Figure contents as structured data:
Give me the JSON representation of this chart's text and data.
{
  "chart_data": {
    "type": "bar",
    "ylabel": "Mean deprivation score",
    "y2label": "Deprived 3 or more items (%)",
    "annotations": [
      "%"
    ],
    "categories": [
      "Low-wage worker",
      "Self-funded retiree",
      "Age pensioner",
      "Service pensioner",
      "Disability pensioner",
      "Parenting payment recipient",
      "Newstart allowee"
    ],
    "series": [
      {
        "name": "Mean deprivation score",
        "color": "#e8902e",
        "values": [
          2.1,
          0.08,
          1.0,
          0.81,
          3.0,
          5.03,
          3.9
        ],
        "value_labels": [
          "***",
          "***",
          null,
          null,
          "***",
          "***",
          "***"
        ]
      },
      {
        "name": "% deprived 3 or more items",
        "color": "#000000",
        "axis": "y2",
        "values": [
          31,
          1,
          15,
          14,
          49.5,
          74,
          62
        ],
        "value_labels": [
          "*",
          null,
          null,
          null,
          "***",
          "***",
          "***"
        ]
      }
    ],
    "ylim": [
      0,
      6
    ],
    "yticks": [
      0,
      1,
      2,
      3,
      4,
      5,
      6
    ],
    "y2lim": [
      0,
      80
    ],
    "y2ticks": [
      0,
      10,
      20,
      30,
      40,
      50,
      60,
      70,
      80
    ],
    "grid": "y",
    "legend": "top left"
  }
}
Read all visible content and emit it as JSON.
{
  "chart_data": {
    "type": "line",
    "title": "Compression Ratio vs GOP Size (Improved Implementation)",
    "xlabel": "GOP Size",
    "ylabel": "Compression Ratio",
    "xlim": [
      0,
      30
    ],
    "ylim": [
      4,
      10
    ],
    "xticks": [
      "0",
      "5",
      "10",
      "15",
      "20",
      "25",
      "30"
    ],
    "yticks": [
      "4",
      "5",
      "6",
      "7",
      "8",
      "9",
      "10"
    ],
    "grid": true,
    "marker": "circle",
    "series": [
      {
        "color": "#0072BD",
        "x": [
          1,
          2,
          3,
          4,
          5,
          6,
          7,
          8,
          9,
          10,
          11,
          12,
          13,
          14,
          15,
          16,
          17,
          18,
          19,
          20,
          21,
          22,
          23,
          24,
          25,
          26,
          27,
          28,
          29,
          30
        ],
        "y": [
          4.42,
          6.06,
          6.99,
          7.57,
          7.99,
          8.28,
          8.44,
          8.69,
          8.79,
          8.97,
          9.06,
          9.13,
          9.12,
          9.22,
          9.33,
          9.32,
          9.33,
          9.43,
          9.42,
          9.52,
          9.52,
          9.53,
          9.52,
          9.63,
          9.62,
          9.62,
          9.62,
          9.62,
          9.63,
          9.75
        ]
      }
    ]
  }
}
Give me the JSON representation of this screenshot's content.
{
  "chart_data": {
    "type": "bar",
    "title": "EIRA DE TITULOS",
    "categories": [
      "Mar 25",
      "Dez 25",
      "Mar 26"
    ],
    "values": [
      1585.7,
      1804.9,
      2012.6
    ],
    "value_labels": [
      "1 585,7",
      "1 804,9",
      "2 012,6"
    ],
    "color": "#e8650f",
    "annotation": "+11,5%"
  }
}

• [TASK]: The records above should be restated word for word, please.

• [WRITTEN RESPONSE]:
Give me the JSON representation of this chart's text and data.
{
  "chart_data": {
    "type": "bar",
    "ylabel": "Mean deprivation score",
    "y2label": "Deprived 3 or more items (%)",
    "annotations": [
      "%"
    ],
    "categories": [
      "Low-wage worker",
      "Self-funded retiree",
      "Age pensioner",
      "Service pensioner",
      "Disability pensioner",
      "Parenting payment recipient",
      "Newstart allowee"
    ],
    "series": [
      {
        "name": "Mean deprivation score",
        "color": "#e8902e",
        "values": [
          2.1,
          0.08,
          1.0,
          0.81,
          3.0,
          5.03,
          3.9
        ],
        "value_labels": [
          "***",
          "***",
          null,
          null,
          "***",
          "***",
          "***"
        ]
      },
      {
        "name": "% deprived 3 or more items",
        "color": "#000000",
        "axis": "y2",
        "values": [
          31,
          1,
          15,
          14,
          49.5,
          74,
          62
        ],
        "value_labels": [
          "*",
          null,
          null,
          null,
          "***",
          "***",
          "***"
        ]
      }
    ],
    "ylim": [
      0,
      6
    ],
    "yticks": [
      0,
      1,
      2,
      3,
      4,
      5,
      6
    ],
    "y2lim": [
      0,
      80
    ],
    "y2ticks": [
      0,
      10,
      20,
      30,
      40,
      50,
      60,
      70,
      80
    ],
    "grid": "y",
    "legend": "top left"
  }
}
Read all visible content and emit it as JSON.
{
  "chart_data": {
    "type": "line",
    "title": "Compression Ratio vs GOP Size (Improved Implementation)",
    "xlabel": "GOP Size",
    "ylabel": "Compression Ratio",
    "xlim": [
      0,
      30
    ],
    "ylim": [
      4,
      10
    ],
    "xticks": [
      "0",
      "5",
      "10",
      "15",
      "20",
      "25",
      "30"
    ],
    "yticks": [
      "4",
      "5",
      "6",
      "7",
      "8",
      "9",
      "10"
    ],
    "grid": true,
    "marker": "circle",
    "series": [
      {
        "color": "#0072BD",
        "x": [
          1,
          2,
          3,
          4,
          5,
          6,
          7,
          8,
          9,
          10,
          11,
          12,
          13,
          14,
          15,
          16,
          17,
          18,
          19,
          20,
          21,
          22,
          23,
          24,
          25,
          26,
          27,
          28,
          29,
          30
        ],
        "y": [
          4.42,
          6.06,
          6.99,
          7.57,
          7.99,
          8.28,
          8.44,
          8.69,
          8.79,
          8.97,
          9.06,
          9.13,
          9.12,
          9.22,
          9.33,
          9.32,
          9.33,
          9.43,
          9.42,
          9.52,
          9.52,
          9.53,
          9.52,
          9.63,
          9.62,
          9.62,
          9.62,
          9.62,
          9.63,
          9.75
        ]
      }
    ]
  }
}
Give me the JSON representation of this screenshot's content.
{
  "chart_data": {
    "type": "bar",
    "title": "EIRA DE TITULOS",
    "categories": [
      "Mar 25",
      "Dez 25",
      "Mar 26"
    ],
    "values": [
      1585.7,
      1804.9,
      2012.6
    ],
    "value_labels": [
      "1 585,7",
      "1 804,9",
      "2 012,6"
    ],
    "color": "#e8650f",
    "annotation": "+11,5%"
  }
}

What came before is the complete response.